* **GIVEN INFORMATION**
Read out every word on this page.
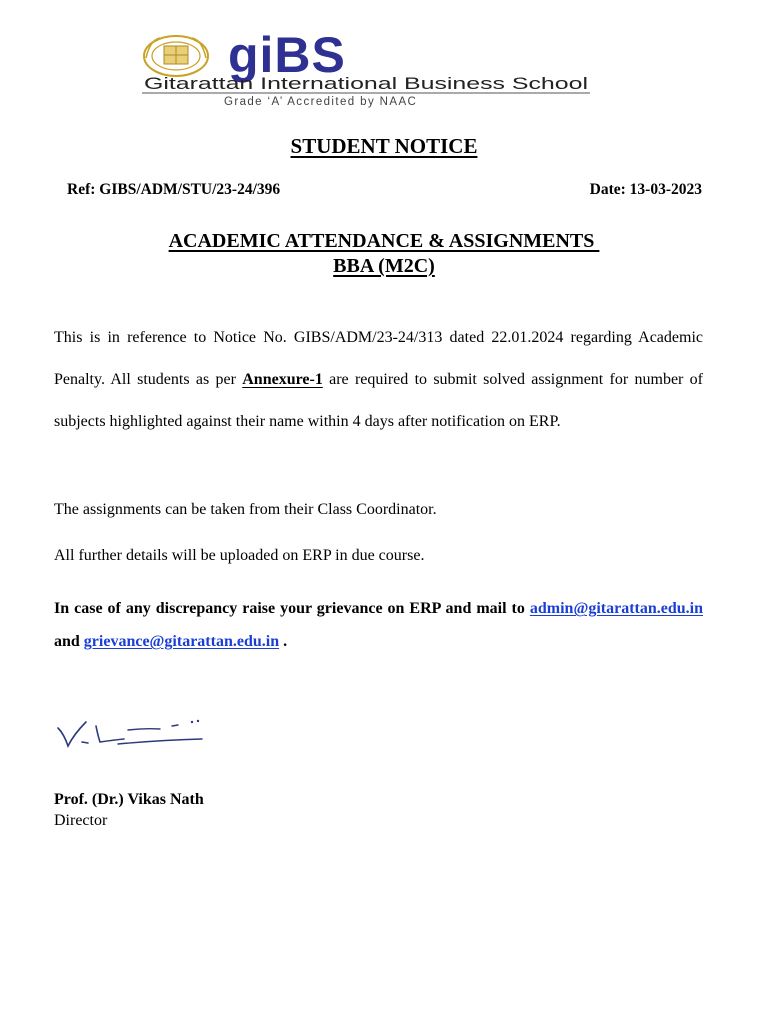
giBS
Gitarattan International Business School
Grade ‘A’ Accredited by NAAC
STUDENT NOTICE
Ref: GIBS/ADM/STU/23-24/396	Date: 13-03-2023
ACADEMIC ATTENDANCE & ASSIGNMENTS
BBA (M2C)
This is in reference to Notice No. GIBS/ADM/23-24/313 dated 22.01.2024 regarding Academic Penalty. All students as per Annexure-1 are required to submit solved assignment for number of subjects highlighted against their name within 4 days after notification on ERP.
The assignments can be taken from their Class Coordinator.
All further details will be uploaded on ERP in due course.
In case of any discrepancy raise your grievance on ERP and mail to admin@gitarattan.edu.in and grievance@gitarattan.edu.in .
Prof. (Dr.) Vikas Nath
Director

==

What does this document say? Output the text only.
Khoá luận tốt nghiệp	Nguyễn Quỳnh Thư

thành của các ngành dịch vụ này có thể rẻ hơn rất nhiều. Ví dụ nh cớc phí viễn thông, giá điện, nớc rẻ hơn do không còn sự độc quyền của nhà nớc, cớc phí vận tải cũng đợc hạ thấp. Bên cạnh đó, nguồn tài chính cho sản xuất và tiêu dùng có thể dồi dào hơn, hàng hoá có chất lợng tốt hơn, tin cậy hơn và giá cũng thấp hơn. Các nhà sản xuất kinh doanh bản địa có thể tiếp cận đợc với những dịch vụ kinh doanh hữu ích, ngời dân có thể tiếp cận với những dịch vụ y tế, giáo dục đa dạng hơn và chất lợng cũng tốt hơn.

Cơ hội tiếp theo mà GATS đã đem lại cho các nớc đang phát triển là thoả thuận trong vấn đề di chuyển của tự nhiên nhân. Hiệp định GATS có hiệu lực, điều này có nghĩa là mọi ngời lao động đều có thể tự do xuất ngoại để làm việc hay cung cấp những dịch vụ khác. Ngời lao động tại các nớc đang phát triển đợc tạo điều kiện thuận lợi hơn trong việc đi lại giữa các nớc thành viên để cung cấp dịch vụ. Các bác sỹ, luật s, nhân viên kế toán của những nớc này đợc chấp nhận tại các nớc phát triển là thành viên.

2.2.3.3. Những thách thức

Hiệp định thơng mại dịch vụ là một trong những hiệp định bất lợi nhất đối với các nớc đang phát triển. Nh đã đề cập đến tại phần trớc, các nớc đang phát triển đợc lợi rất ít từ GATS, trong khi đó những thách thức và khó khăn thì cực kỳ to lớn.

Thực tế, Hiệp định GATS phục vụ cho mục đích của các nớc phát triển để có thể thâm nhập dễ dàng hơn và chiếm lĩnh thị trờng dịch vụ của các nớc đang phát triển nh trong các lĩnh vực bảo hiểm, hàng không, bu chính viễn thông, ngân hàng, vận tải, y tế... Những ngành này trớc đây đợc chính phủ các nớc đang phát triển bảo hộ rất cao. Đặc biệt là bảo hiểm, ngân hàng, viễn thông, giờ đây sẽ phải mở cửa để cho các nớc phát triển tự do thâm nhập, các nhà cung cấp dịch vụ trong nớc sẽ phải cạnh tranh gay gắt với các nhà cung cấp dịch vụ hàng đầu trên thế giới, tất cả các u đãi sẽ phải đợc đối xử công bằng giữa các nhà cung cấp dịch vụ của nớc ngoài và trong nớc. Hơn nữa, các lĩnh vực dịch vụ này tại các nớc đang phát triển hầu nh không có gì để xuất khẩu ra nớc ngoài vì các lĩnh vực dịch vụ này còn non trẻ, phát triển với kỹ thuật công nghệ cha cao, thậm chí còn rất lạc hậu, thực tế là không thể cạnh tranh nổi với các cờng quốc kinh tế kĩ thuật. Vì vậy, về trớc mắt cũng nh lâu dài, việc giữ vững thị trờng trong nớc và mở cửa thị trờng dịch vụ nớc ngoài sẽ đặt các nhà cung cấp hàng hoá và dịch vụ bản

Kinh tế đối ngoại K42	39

---

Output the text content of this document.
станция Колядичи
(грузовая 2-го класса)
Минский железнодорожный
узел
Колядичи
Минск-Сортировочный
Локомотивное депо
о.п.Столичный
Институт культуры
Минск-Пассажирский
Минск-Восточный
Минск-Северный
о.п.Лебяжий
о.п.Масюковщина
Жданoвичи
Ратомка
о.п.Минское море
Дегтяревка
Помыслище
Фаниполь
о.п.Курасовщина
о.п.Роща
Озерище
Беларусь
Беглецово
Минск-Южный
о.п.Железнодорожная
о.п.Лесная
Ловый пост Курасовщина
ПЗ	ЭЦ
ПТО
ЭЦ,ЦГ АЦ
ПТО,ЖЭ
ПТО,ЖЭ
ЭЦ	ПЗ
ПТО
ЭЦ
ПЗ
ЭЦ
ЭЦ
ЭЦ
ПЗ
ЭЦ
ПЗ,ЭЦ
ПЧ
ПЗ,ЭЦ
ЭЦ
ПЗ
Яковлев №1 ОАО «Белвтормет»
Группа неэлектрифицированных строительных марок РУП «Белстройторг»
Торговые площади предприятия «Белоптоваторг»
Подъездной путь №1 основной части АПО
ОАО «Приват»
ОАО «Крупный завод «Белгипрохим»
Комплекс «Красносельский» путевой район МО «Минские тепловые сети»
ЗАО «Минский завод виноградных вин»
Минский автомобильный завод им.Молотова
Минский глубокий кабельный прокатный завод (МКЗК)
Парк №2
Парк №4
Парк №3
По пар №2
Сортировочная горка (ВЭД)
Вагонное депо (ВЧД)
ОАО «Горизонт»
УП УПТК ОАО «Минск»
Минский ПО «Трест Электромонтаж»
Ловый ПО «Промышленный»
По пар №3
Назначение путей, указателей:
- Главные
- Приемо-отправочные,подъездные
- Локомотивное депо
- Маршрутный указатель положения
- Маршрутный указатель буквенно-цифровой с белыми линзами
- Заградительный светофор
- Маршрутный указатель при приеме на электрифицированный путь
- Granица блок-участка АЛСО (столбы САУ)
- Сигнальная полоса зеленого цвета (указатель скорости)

* **PROBLEM REQUIREMENTS**
In the listing, find all lines with the string "Маршрутный" and copy them.

* **EXERCISE SOLUTION**
- Маршрутный указатель положения
- Маршрутный указатель буквенно-цифровой с белыми линзами
- Маршрутный указатель при приеме на электрифицированный путь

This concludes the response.